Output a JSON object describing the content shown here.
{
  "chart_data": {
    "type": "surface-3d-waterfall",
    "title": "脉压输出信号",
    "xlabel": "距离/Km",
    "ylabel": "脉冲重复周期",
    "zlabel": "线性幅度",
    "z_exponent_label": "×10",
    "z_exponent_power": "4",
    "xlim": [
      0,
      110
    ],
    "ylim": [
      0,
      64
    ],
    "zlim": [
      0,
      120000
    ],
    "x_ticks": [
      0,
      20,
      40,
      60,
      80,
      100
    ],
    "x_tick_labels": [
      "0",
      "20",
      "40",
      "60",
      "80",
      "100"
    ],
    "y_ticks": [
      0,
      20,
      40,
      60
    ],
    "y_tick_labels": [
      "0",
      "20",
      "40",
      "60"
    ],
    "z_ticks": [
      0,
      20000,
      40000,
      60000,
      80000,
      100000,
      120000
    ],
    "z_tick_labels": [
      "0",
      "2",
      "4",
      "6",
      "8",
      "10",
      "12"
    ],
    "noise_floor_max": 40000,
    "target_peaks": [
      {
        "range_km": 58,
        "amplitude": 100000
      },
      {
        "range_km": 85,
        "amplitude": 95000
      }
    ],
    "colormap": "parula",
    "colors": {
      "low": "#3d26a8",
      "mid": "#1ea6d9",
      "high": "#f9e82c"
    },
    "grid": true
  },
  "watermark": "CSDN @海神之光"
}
--------
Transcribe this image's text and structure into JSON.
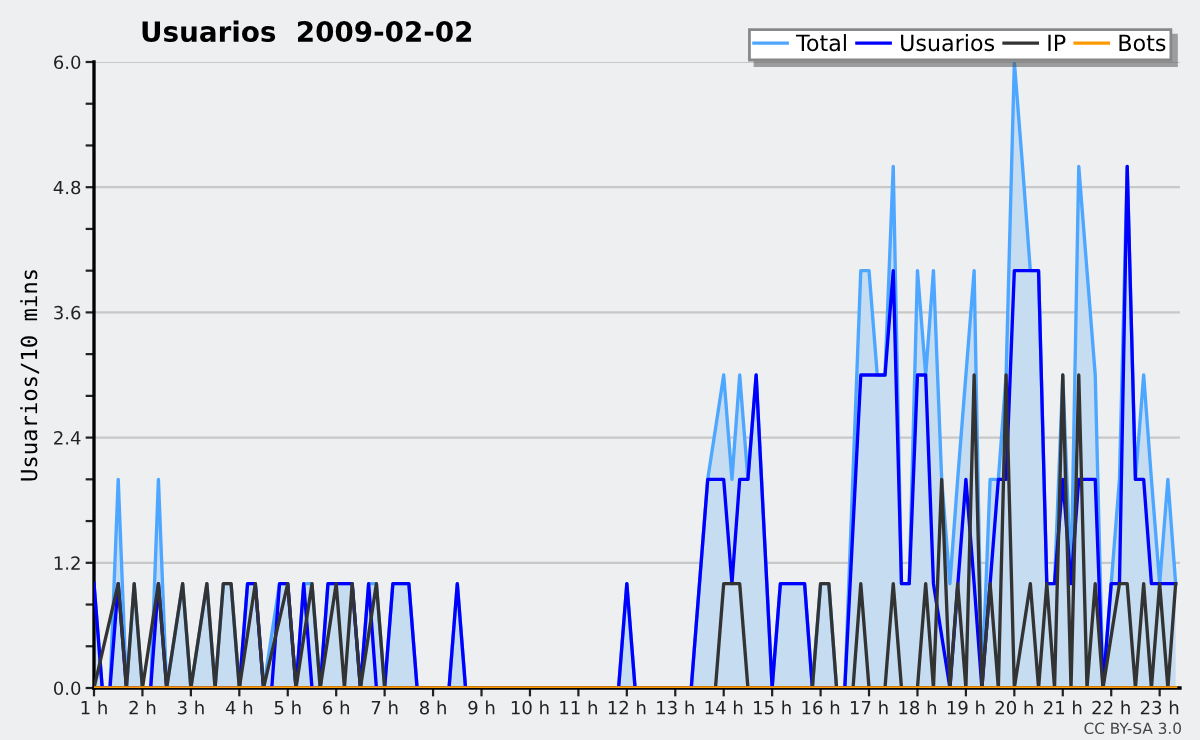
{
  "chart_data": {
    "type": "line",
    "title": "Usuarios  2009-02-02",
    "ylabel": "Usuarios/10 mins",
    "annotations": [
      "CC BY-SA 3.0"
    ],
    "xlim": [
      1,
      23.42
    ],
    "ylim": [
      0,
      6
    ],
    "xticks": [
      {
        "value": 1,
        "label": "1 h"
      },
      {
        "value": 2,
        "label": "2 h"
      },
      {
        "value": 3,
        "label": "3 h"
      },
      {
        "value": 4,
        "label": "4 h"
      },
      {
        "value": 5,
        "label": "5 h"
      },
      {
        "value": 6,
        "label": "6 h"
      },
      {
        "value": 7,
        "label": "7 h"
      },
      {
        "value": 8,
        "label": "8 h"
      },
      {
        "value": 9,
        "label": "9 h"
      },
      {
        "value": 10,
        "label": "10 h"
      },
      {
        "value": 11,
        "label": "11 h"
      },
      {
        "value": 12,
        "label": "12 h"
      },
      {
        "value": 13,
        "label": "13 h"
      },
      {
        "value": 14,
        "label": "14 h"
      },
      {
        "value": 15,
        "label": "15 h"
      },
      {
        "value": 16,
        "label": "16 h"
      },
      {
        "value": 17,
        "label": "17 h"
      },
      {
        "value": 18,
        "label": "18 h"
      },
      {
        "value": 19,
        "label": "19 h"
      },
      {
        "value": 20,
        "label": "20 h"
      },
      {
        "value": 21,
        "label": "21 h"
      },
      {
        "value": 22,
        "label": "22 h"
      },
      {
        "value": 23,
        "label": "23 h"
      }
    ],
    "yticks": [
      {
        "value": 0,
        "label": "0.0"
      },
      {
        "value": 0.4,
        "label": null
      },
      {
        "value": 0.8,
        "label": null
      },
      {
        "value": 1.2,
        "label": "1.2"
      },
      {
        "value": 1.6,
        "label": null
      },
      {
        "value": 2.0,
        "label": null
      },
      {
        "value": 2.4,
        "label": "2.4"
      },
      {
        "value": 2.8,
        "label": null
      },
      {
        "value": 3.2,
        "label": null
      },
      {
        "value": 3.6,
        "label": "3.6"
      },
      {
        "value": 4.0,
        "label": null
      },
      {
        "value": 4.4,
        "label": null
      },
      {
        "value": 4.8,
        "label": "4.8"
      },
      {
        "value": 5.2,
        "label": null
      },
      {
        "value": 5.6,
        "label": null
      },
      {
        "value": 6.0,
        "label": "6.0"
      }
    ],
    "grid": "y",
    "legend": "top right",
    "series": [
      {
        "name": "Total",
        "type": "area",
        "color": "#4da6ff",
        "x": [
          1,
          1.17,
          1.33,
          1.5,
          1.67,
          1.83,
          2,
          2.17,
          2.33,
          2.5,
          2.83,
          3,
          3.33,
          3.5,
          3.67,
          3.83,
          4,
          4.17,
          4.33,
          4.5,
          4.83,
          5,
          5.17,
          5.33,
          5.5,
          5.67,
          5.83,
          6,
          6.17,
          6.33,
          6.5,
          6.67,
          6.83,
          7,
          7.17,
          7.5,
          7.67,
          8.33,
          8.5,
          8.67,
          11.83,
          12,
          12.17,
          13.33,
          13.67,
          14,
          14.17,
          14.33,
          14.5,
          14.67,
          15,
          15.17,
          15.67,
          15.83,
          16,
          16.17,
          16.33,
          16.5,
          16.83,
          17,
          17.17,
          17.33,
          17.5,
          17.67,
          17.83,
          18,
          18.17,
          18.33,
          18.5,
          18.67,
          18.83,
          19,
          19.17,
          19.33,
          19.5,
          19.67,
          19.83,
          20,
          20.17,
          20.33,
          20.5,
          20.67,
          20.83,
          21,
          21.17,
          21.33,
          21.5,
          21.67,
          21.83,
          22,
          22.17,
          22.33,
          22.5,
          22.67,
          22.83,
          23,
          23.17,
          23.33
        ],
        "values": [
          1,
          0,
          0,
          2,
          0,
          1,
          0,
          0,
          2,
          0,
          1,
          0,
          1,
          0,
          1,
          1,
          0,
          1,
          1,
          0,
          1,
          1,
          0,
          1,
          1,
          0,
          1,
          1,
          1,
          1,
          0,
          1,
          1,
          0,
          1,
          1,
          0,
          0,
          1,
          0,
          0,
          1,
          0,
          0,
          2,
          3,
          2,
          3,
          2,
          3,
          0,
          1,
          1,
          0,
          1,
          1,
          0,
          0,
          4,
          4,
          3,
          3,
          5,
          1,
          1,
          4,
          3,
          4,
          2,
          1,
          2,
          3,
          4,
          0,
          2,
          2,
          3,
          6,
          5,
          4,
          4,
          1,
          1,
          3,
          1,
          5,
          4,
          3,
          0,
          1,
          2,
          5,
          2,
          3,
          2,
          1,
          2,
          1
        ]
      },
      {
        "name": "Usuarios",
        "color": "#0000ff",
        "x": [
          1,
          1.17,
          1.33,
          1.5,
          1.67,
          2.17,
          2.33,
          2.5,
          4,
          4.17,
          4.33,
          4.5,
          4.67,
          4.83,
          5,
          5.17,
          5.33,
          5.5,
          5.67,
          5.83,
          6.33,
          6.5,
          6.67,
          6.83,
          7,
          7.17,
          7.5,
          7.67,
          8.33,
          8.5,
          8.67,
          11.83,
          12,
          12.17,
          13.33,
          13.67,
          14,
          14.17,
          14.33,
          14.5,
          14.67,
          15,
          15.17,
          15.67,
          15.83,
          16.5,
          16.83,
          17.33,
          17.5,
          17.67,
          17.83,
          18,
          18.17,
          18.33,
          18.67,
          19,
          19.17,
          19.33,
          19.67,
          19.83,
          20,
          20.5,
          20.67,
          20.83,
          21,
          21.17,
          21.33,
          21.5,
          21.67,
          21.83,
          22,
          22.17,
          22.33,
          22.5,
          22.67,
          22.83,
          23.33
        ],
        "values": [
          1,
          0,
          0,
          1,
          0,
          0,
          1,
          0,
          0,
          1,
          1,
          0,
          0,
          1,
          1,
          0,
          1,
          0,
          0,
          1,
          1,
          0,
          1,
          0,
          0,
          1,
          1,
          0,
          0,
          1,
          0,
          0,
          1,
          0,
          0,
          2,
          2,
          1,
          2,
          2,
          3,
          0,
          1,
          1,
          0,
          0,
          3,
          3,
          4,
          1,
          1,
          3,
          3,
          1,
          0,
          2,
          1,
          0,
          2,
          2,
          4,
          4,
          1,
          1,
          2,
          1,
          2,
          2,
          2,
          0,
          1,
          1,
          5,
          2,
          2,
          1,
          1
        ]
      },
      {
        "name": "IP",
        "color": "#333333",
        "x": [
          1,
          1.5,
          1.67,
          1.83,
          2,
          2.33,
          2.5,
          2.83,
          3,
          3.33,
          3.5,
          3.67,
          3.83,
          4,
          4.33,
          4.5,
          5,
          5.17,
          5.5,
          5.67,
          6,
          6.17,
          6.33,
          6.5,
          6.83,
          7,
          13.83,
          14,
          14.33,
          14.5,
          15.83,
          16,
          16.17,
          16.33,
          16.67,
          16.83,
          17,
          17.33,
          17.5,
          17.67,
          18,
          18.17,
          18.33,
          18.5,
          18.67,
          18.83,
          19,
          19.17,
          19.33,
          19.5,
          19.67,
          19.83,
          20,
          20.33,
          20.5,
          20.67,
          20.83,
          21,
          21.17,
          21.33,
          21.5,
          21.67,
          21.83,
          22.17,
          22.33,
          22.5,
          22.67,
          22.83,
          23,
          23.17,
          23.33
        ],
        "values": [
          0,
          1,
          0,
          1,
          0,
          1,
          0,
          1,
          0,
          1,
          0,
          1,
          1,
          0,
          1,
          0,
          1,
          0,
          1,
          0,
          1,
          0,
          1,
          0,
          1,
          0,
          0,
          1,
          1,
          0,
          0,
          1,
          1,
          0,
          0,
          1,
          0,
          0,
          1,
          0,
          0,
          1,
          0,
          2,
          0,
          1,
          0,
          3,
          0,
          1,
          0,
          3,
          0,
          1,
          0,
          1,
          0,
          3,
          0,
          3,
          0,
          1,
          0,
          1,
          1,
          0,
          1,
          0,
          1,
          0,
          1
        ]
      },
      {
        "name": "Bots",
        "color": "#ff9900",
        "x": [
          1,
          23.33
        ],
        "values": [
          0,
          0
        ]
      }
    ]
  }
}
--------
• [Written request]: A line counts if it holds the word "JSON". How many lines of the entries count? Give the number only.

• [Right answer]: 2